(STATED GOAL): Figure out how many lines of the material below contain the word "строку". Answer with the number only.

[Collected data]

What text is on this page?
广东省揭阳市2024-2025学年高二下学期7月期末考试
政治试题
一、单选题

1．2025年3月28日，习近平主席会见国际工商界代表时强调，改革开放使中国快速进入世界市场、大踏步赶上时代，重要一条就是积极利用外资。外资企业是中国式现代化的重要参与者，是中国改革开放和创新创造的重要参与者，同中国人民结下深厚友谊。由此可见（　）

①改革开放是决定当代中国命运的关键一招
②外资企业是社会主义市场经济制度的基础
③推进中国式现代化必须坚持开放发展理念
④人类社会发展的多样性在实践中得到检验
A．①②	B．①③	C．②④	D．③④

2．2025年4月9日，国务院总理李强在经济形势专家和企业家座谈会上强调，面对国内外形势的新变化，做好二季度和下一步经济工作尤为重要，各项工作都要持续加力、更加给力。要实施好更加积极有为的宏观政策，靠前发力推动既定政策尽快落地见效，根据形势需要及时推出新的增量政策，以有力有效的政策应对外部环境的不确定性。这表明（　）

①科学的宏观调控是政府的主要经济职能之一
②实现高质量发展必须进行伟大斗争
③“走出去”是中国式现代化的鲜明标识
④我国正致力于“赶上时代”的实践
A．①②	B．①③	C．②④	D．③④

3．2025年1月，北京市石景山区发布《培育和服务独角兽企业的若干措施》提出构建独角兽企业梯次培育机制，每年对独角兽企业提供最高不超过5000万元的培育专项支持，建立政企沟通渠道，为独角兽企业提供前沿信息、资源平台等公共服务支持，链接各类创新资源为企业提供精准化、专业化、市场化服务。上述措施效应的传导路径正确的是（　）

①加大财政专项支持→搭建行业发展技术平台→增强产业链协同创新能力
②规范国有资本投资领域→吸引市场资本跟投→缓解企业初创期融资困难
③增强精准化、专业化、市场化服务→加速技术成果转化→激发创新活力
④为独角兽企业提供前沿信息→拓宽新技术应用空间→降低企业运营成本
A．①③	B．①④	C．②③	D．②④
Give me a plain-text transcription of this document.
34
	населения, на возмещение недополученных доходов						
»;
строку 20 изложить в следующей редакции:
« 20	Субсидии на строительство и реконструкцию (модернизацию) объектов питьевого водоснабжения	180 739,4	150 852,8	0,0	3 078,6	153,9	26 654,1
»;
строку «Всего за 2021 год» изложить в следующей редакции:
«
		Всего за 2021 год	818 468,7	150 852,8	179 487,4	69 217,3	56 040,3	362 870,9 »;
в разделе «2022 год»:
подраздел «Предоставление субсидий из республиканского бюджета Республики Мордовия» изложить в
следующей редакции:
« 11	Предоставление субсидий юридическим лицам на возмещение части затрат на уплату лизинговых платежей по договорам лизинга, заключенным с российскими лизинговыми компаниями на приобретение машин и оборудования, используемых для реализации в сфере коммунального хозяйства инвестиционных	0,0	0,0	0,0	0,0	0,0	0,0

(ANSWER BELOW): 2